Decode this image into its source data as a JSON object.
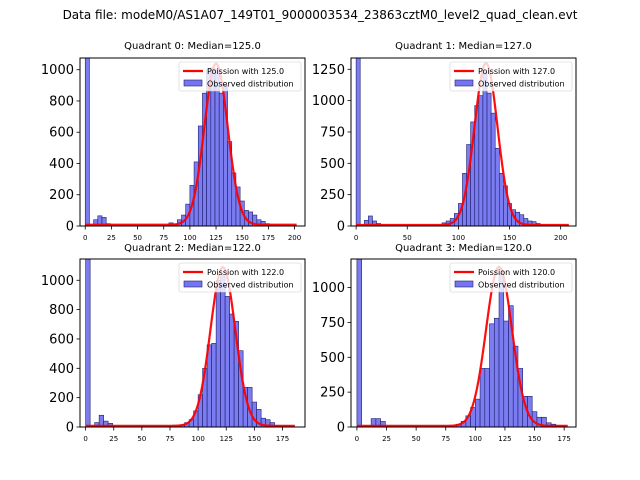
{
  "figure": {
    "suptitle": "Data file: modeM0/AS1A07_149T01_9000003534_23863cztM0_level2_quad_clean.evt"
  },
  "chart_data": [
    {
      "type": "bar",
      "title": "Quadrant 0: Median=125.0",
      "xlim": [
        -5,
        210
      ],
      "ylim": [
        0,
        1075
      ],
      "xticks": [
        0,
        25,
        50,
        75,
        100,
        125,
        150,
        175,
        200
      ],
      "yticks": [
        0,
        200,
        400,
        600,
        800,
        1000
      ],
      "bin_width": 4,
      "bins": [
        [
          0,
          1075
        ],
        [
          8,
          40
        ],
        [
          12,
          65
        ],
        [
          16,
          55
        ],
        [
          20,
          15
        ],
        [
          80,
          20
        ],
        [
          84,
          10
        ],
        [
          88,
          40
        ],
        [
          92,
          70
        ],
        [
          96,
          140
        ],
        [
          100,
          260
        ],
        [
          104,
          410
        ],
        [
          108,
          640
        ],
        [
          112,
          850
        ],
        [
          116,
          1000
        ],
        [
          120,
          1010
        ],
        [
          124,
          1000
        ],
        [
          128,
          850
        ],
        [
          132,
          900
        ],
        [
          136,
          540
        ],
        [
          140,
          340
        ],
        [
          144,
          250
        ],
        [
          148,
          160
        ],
        [
          152,
          100
        ],
        [
          156,
          90
        ],
        [
          160,
          70
        ],
        [
          164,
          40
        ],
        [
          168,
          30
        ],
        [
          172,
          15
        ],
        [
          176,
          5
        ]
      ],
      "poisson_mean": 125.0,
      "poisson_peak": 1030,
      "curve_range": [
        0,
        202
      ],
      "legend": {
        "placement": "upper-right",
        "entries": [
          "Poission with 125.0",
          "Observed distribution"
        ]
      }
    },
    {
      "type": "bar",
      "title": "Quadrant 1: Median=127.0",
      "xlim": [
        -5,
        215
      ],
      "ylim": [
        0,
        1340
      ],
      "xticks": [
        0,
        50,
        100,
        150,
        200
      ],
      "yticks": [
        0,
        250,
        500,
        750,
        1000,
        1250
      ],
      "bin_width": 4,
      "bins": [
        [
          0,
          1340
        ],
        [
          8,
          45
        ],
        [
          12,
          80
        ],
        [
          16,
          40
        ],
        [
          20,
          20
        ],
        [
          84,
          25
        ],
        [
          88,
          40
        ],
        [
          92,
          60
        ],
        [
          96,
          100
        ],
        [
          100,
          180
        ],
        [
          104,
          420
        ],
        [
          108,
          650
        ],
        [
          112,
          830
        ],
        [
          116,
          960
        ],
        [
          120,
          1040
        ],
        [
          124,
          1230
        ],
        [
          128,
          1060
        ],
        [
          132,
          900
        ],
        [
          136,
          620
        ],
        [
          140,
          420
        ],
        [
          144,
          320
        ],
        [
          148,
          180
        ],
        [
          152,
          130
        ],
        [
          156,
          110
        ],
        [
          160,
          90
        ],
        [
          164,
          60
        ],
        [
          168,
          40
        ],
        [
          172,
          35
        ],
        [
          176,
          20
        ]
      ],
      "poisson_mean": 127.0,
      "poisson_peak": 1290,
      "curve_range": [
        0,
        208
      ],
      "legend": {
        "placement": "upper-right",
        "entries": [
          "Poission with 127.0",
          "Observed distribution"
        ]
      }
    },
    {
      "type": "bar",
      "title": "Quadrant 2: Median=122.0",
      "xlim": [
        -5,
        195
      ],
      "ylim": [
        0,
        1145
      ],
      "xticks": [
        0,
        25,
        50,
        75,
        100,
        125,
        150,
        175
      ],
      "yticks": [
        0,
        200,
        400,
        600,
        800,
        1000
      ],
      "bin_width": 4,
      "bins": [
        [
          0,
          1145
        ],
        [
          8,
          30
        ],
        [
          12,
          80
        ],
        [
          16,
          40
        ],
        [
          20,
          25
        ],
        [
          84,
          15
        ],
        [
          88,
          30
        ],
        [
          92,
          50
        ],
        [
          96,
          110
        ],
        [
          100,
          220
        ],
        [
          104,
          400
        ],
        [
          108,
          560
        ],
        [
          112,
          570
        ],
        [
          116,
          1000
        ],
        [
          120,
          1030
        ],
        [
          124,
          890
        ],
        [
          128,
          770
        ],
        [
          132,
          720
        ],
        [
          136,
          520
        ],
        [
          140,
          270
        ],
        [
          144,
          270
        ],
        [
          148,
          170
        ],
        [
          152,
          120
        ],
        [
          156,
          60
        ],
        [
          160,
          50
        ],
        [
          164,
          30
        ],
        [
          168,
          10
        ]
      ],
      "poisson_mean": 122.0,
      "poisson_peak": 1080,
      "curve_range": [
        0,
        186
      ],
      "legend": {
        "placement": "upper-right",
        "entries": [
          "Poission with 122.0",
          "Observed distribution"
        ]
      }
    },
    {
      "type": "bar",
      "title": "Quadrant 3: Median=120.0",
      "xlim": [
        -5,
        185
      ],
      "ylim": [
        0,
        1205
      ],
      "xticks": [
        0,
        25,
        50,
        75,
        100,
        125,
        150,
        175
      ],
      "yticks": [
        0,
        250,
        500,
        750,
        1000
      ],
      "bin_width": 4,
      "bins": [
        [
          0,
          1205
        ],
        [
          12,
          60
        ],
        [
          16,
          60
        ],
        [
          20,
          40
        ],
        [
          84,
          20
        ],
        [
          88,
          40
        ],
        [
          92,
          80
        ],
        [
          96,
          140
        ],
        [
          100,
          200
        ],
        [
          104,
          420
        ],
        [
          108,
          420
        ],
        [
          112,
          740
        ],
        [
          116,
          780
        ],
        [
          120,
          1100
        ],
        [
          124,
          760
        ],
        [
          128,
          870
        ],
        [
          132,
          580
        ],
        [
          136,
          420
        ],
        [
          140,
          220
        ],
        [
          144,
          220
        ],
        [
          148,
          110
        ],
        [
          152,
          70
        ],
        [
          156,
          70
        ],
        [
          160,
          30
        ],
        [
          164,
          20
        ],
        [
          168,
          10
        ]
      ],
      "poisson_mean": 120.0,
      "poisson_peak": 1140,
      "curve_range": [
        0,
        178
      ],
      "legend": {
        "placement": "upper-right",
        "entries": [
          "Poission with 120.0",
          "Observed distribution"
        ]
      }
    }
  ],
  "colors": {
    "bar_fill": "#7575f0",
    "bar_edge": "#1f1f6e",
    "curve": "#ff0000"
  }
}
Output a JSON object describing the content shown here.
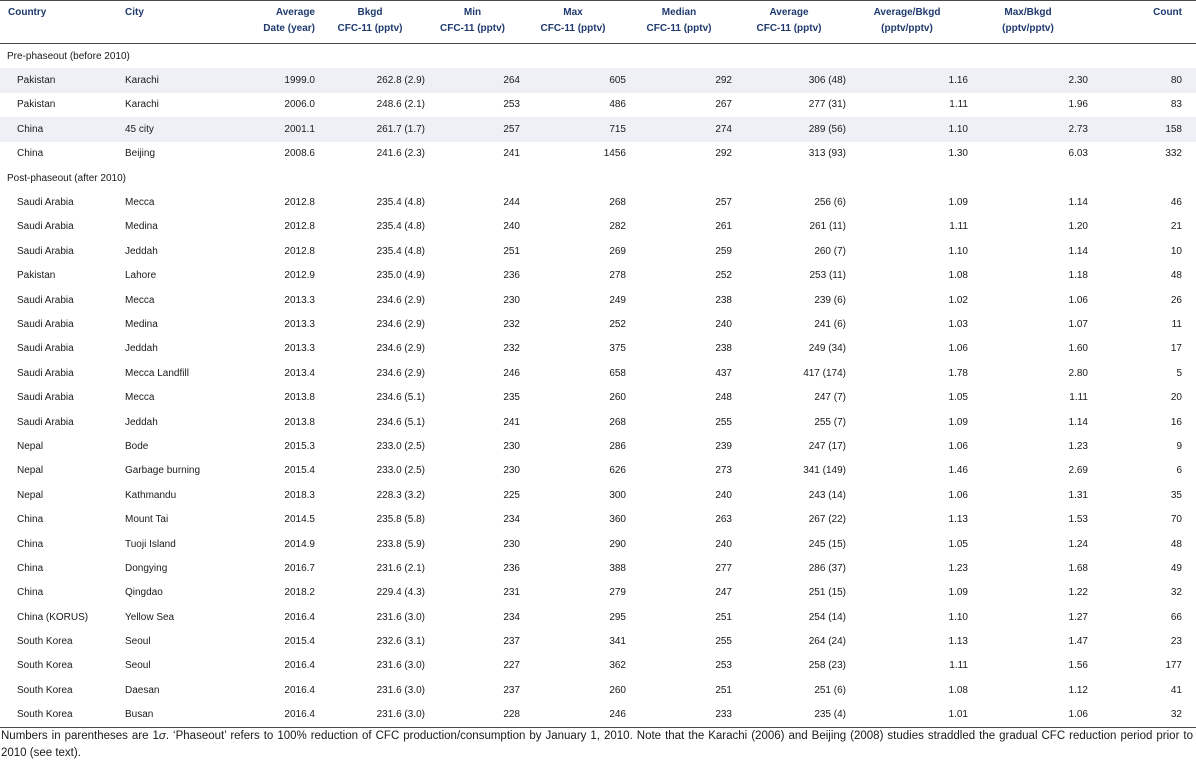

################

PROBLEM - All entries must be written out again exactly as given, with no pictures in the copy.

COMPLETE RESPONSE -
Decode this image into its source data as a JSON object.
{
  "figure": {
    "suptitle": "Data file: modeM0/AS1A07_149T01_9000003534_23863cztM0_level2_quad_clean.evt"
  },
  "chart_data": [
    {
      "type": "bar",
      "title": "Quadrant 0: Median=125.0",
      "xlim": [
        -5,
        210
      ],
      "ylim": [
        0,
        1075
      ],
      "xticks": [
        0,
        25,
        50,
        75,
        100,
        125,
        150,
        175,
        200
      ],
      "yticks": [
        0,
        200,
        400,
        600,
        800,
        1000
      ],
      "bin_width": 4,
      "bins": [
        [
          0,
          1075
        ],
        [
          8,
          40
        ],
        [
          12,
          65
        ],
        [
          16,
          55
        ],
        [
          20,
          15
        ],
        [
          80,
          20
        ],
        [
          84,
          10
        ],
        [
          88,
          40
        ],
        [
          92,
          70
        ],
        [
          96,
          140
        ],
        [
          100,
          260
        ],
        [
          104,
          410
        ],
        [
          108,
          640
        ],
        [
          112,
          850
        ],
        [
          116,
          1000
        ],
        [
          120,
          1010
        ],
        [
          124,
          1000
        ],
        [
          128,
          850
        ],
        [
          132,
          900
        ],
        [
          136,
          540
        ],
        [
          140,
          340
        ],
        [
          144,
          250
        ],
        [
          148,
          160
        ],
        [
          152,
          100
        ],
        [
          156,
          90
        ],
        [
          160,
          70
        ],
        [
          164,
          40
        ],
        [
          168,
          30
        ],
        [
          172,
          15
        ],
        [
          176,
          5
        ]
      ],
      "poisson_mean": 125.0,
      "poisson_peak": 1030,
      "curve_range": [
        0,
        202
      ],
      "legend": {
        "placement": "upper-right",
        "entries": [
          "Poission with 125.0",
          "Observed distribution"
        ]
      }
    },
    {
      "type": "bar",
      "title": "Quadrant 1: Median=127.0",
      "xlim": [
        -5,
        215
      ],
      "ylim": [
        0,
        1340
      ],
      "xticks": [
        0,
        50,
        100,
        150,
        200
      ],
      "yticks": [
        0,
        250,
        500,
        750,
        1000,
        1250
      ],
      "bin_width": 4,
      "bins": [
        [
          0,
          1340
        ],
        [
          8,
          45
        ],
        [
          12,
          80
        ],
        [
          16,
          40
        ],
        [
          20,
          20
        ],
        [
          84,
          25
        ],
        [
          88,
          40
        ],
        [
          92,
          60
        ],
        [
          96,
          100
        ],
        [
          100,
          180
        ],
        [
          104,
          420
        ],
        [
          108,
          650
        ],
        [
          112,
          830
        ],
        [
          116,
          960
        ],
        [
          120,
          1040
        ],
        [
          124,
          1230
        ],
        [
          128,
          1060
        ],
        [
          132,
          900
        ],
        [
          136,
          620
        ],
        [
          140,
          420
        ],
        [
          144,
          320
        ],
        [
          148,
          180
        ],
        [
          152,
          130
        ],
        [
          156,
          110
        ],
        [
          160,
          90
        ],
        [
          164,
          60
        ],
        [
          168,
          40
        ],
        [
          172,
          35
        ],
        [
          176,
          20
        ]
      ],
      "poisson_mean": 127.0,
      "poisson_peak": 1290,
      "curve_range": [
        0,
        208
      ],
      "legend": {
        "placement": "upper-right",
        "entries": [
          "Poission with 127.0",
          "Observed distribution"
        ]
      }
    },
    {
      "type": "bar",
      "title": "Quadrant 2: Median=122.0",
      "xlim": [
        -5,
        195
      ],
      "ylim": [
        0,
        1145
      ],
      "xticks": [
        0,
        25,
        50,
        75,
        100,
        125,
        150,
        175
      ],
      "yticks": [
        0,
        200,
        400,
        600,
        800,
        1000
      ],
      "bin_width": 4,
      "bins": [
        [
          0,
          1145
        ],
        [
          8,
          30
        ],
        [
          12,
          80
        ],
        [
          16,
          40
        ],
        [
          20,
          25
        ],
        [
          84,
          15
        ],
        [
          88,
          30
        ],
        [
          92,
          50
        ],
        [
          96,
          110
        ],
        [
          100,
          220
        ],
        [
          104,
          400
        ],
        [
          108,
          560
        ],
        [
          112,
          570
        ],
        [
          116,
          1000
        ],
        [
          120,
          1030
        ],
        [
          124,
          890
        ],
        [
          128,
          770
        ],
        [
          132,
          720
        ],
        [
          136,
          520
        ],
        [
          140,
          270
        ],
        [
          144,
          270
        ],
        [
          148,
          170
        ],
        [
          152,
          120
        ],
        [
          156,
          60
        ],
        [
          160,
          50
        ],
        [
          164,
          30
        ],
        [
          168,
          10
        ]
      ],
      "poisson_mean": 122.0,
      "poisson_peak": 1080,
      "curve_range": [
        0,
        186
      ],
      "legend": {
        "placement": "upper-right",
        "entries": [
          "Poission with 122.0",
          "Observed distribution"
        ]
      }
    },
    {
      "type": "bar",
      "title": "Quadrant 3: Median=120.0",
      "xlim": [
        -5,
        185
      ],
      "ylim": [
        0,
        1205
      ],
      "xticks": [
        0,
        25,
        50,
        75,
        100,
        125,
        150,
        175
      ],
      "yticks": [
        0,
        250,
        500,
        750,
        1000
      ],
      "bin_width": 4,
      "bins": [
        [
          0,
          1205
        ],
        [
          12,
          60
        ],
        [
          16,
          60
        ],
        [
          20,
          40
        ],
        [
          84,
          20
        ],
        [
          88,
          40
        ],
        [
          92,
          80
        ],
        [
          96,
          140
        ],
        [
          100,
          200
        ],
        [
          104,
          420
        ],
        [
          108,
          420
        ],
        [
          112,
          740
        ],
        [
          116,
          780
        ],
        [
          120,
          1100
        ],
        [
          124,
          760
        ],
        [
          128,
          870
        ],
        [
          132,
          580
        ],
        [
          136,
          420
        ],
        [
          140,
          220
        ],
        [
          144,
          220
        ],
        [
          148,
          110
        ],
        [
          152,
          70
        ],
        [
          156,
          70
        ],
        [
          160,
          30
        ],
        [
          164,
          20
        ],
        [
          168,
          10
        ]
      ],
      "poisson_mean": 120.0,
      "poisson_peak": 1140,
      "curve_range": [
        0,
        178
      ],
      "legend": {
        "placement": "upper-right",
        "entries": [
          "Poission with 120.0",
          "Observed distribution"
        ]
      }
    }
  ],
  "colors": {
    "bar_fill": "#7575f0",
    "bar_edge": "#1f1f6e",
    "curve": "#ff0000"
  }
}
Output a JSON object describing the content shown here.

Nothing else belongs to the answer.